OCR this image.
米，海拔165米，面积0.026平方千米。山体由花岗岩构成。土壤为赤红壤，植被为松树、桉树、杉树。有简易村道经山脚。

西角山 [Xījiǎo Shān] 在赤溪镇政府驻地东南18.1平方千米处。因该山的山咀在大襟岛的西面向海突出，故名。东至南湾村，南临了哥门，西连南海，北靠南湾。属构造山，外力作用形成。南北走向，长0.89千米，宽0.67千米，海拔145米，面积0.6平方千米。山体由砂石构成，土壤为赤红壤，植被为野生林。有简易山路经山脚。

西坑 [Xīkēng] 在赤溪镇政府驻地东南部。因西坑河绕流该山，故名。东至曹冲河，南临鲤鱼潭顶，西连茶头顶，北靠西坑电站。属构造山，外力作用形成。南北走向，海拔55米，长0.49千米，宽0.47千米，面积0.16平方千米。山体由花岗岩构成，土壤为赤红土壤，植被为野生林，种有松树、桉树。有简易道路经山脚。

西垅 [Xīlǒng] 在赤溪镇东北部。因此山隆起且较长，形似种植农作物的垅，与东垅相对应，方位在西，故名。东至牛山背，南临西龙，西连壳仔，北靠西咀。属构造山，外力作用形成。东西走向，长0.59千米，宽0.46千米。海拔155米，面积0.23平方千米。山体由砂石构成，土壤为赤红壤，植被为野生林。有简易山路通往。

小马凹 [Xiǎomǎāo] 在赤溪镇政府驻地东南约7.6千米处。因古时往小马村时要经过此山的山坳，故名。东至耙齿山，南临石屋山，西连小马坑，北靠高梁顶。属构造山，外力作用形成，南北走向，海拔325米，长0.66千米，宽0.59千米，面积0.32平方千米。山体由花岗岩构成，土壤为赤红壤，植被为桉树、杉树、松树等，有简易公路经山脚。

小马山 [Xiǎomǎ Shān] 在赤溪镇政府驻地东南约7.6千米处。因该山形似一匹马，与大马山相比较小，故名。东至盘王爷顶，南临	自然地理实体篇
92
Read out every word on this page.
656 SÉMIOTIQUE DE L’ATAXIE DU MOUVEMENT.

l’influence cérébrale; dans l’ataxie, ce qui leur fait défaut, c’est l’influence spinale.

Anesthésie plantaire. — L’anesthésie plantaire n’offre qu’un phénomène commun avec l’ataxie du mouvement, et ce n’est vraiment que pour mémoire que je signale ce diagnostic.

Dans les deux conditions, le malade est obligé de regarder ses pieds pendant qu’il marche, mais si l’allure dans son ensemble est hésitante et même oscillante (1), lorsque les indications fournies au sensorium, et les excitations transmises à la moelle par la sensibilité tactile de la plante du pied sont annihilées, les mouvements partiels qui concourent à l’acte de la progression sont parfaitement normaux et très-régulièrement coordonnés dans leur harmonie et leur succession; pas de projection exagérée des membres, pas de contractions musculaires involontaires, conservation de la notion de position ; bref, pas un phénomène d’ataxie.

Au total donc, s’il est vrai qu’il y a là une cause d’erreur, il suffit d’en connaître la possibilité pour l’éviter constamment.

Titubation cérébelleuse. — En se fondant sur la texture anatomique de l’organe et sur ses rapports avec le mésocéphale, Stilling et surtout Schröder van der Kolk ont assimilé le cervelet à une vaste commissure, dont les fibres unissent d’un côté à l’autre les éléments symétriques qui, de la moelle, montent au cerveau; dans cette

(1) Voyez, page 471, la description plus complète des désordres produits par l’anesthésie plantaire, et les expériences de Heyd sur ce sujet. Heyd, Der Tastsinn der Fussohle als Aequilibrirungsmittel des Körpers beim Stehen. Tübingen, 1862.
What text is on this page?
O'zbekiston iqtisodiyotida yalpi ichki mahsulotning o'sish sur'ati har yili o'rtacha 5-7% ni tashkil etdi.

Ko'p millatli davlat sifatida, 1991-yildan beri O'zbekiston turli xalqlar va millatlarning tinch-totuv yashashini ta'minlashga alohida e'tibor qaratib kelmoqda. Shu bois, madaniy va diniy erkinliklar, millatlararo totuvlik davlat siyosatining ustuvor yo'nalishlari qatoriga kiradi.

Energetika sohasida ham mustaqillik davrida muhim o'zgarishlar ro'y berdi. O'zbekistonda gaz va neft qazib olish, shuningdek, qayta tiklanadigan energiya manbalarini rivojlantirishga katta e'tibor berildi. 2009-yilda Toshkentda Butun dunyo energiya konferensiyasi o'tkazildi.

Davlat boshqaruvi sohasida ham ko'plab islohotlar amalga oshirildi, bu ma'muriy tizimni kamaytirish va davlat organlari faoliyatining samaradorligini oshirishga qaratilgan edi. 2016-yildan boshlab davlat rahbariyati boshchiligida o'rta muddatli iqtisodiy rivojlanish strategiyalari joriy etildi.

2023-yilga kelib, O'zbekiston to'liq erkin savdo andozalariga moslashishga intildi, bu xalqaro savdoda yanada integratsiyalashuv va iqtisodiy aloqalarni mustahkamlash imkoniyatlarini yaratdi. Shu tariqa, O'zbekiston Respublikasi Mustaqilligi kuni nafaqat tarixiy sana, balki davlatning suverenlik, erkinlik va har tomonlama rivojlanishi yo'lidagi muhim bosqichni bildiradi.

※ ※ ※

- BRIEF -
Where does the word "pour" appear in the listing? List each line that holds it.

- THE OUTPUT -
Anesthésie plantaire. — L’anesthésie plantaire n’offre qu’un phénomène commun avec l’ataxie du mouvement, et ce n’est vraiment que pour mémoire que je signale ce diagnostic.
Au total donc, s’il est vrai qu’il y a là une cause d’erreur, il suffit d’en connaître la possibilité pour l’éviter constamment.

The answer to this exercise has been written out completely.